▶ **STATED PROBLEM**: Please return the full listing below without altering anything.

▬▬▬▬▬▬▬▬▬▬

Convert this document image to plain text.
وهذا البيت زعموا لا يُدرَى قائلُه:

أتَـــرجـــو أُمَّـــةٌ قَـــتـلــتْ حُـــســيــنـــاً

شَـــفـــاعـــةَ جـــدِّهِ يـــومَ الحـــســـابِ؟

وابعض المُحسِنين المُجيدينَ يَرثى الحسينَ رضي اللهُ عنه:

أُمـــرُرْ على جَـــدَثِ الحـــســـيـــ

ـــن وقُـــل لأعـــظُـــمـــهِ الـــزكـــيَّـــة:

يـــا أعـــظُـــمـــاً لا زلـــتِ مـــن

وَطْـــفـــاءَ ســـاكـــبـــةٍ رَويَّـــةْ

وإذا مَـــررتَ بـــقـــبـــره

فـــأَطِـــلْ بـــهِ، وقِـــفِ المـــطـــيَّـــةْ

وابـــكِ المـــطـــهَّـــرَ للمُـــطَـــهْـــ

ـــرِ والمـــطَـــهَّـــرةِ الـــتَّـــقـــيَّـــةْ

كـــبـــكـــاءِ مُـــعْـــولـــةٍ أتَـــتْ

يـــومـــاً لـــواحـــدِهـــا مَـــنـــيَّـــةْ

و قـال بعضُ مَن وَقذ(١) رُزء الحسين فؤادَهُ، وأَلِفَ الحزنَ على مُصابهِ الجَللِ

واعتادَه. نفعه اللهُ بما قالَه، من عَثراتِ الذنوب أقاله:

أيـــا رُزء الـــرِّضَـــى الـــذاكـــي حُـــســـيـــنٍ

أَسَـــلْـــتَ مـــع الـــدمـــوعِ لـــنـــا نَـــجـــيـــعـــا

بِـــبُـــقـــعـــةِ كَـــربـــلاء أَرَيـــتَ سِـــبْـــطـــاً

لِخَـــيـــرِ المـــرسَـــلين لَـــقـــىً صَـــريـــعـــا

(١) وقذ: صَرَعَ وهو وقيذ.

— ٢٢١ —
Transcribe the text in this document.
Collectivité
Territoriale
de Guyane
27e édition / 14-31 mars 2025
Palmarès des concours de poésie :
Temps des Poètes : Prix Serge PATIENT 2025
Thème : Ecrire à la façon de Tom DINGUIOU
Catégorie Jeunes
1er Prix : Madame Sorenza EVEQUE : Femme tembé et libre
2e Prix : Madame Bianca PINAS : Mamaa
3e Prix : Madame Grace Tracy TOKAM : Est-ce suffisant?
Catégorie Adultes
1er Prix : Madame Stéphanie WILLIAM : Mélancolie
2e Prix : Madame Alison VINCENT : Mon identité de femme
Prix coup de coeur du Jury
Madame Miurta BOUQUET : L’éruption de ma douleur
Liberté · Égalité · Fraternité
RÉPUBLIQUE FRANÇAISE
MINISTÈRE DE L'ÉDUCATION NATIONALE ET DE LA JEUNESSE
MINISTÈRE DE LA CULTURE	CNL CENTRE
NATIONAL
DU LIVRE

▬▬▬▬▬▬▬▬▬▬

▶ **RESULT FOR THIS EXERCISE**:
Convert this document image to plain text.
وهذا البيت زعموا لا يُدرَى قائلُه:

أتَـــرجـــو أُمَّـــةٌ قَـــتـلــتْ حُـــســيــنـــاً

شَـــفـــاعـــةَ جـــدِّهِ يـــومَ الحـــســـابِ؟

وابعض المُحسِنين المُجيدينَ يَرثى الحسينَ رضي اللهُ عنه:

أُمـــرُرْ على جَـــدَثِ الحـــســـيـــ

ـــن وقُـــل لأعـــظُـــمـــهِ الـــزكـــيَّـــة:

يـــا أعـــظُـــمـــاً لا زلـــتِ مـــن

وَطْـــفـــاءَ ســـاكـــبـــةٍ رَويَّـــةْ

وإذا مَـــررتَ بـــقـــبـــره

فـــأَطِـــلْ بـــهِ، وقِـــفِ المـــطـــيَّـــةْ

وابـــكِ المـــطـــهَّـــرَ للمُـــطَـــهْـــ

ـــرِ والمـــطَـــهَّـــرةِ الـــتَّـــقـــيَّـــةْ

كـــبـــكـــاءِ مُـــعْـــولـــةٍ أتَـــتْ

يـــومـــاً لـــواحـــدِهـــا مَـــنـــيَّـــةْ

و قـال بعضُ مَن وَقذ(١) رُزء الحسين فؤادَهُ، وأَلِفَ الحزنَ على مُصابهِ الجَللِ

واعتادَه. نفعه اللهُ بما قالَه، من عَثراتِ الذنوب أقاله:

أيـــا رُزء الـــرِّضَـــى الـــذاكـــي حُـــســـيـــنٍ

أَسَـــلْـــتَ مـــع الـــدمـــوعِ لـــنـــا نَـــجـــيـــعـــا

بِـــبُـــقـــعـــةِ كَـــربـــلاء أَرَيـــتَ سِـــبْـــطـــاً

لِخَـــيـــرِ المـــرسَـــلين لَـــقـــىً صَـــريـــعـــا

(١) وقذ: صَرَعَ وهو وقيذ.

— ٢٢١ —
Transcribe the text in this document.
Collectivité
Territoriale
de Guyane
27e édition / 14-31 mars 2025
Palmarès des concours de poésie :
Temps des Poètes : Prix Serge PATIENT 2025
Thème : Ecrire à la façon de Tom DINGUIOU
Catégorie Jeunes
1er Prix : Madame Sorenza EVEQUE : Femme tembé et libre
2e Prix : Madame Bianca PINAS : Mamaa
3e Prix : Madame Grace Tracy TOKAM : Est-ce suffisant?
Catégorie Adultes
1er Prix : Madame Stéphanie WILLIAM : Mélancolie
2e Prix : Madame Alison VINCENT : Mon identité de femme
Prix coup de coeur du Jury
Madame Miurta BOUQUET : L’éruption de ma douleur
Liberté · Égalité · Fraternité
RÉPUBLIQUE FRANÇAISE
MINISTÈRE DE L'ÉDUCATION NATIONALE ET DE LA JEUNESSE
MINISTÈRE DE LA CULTURE	CNL CENTRE
NATIONAL
DU LIVRE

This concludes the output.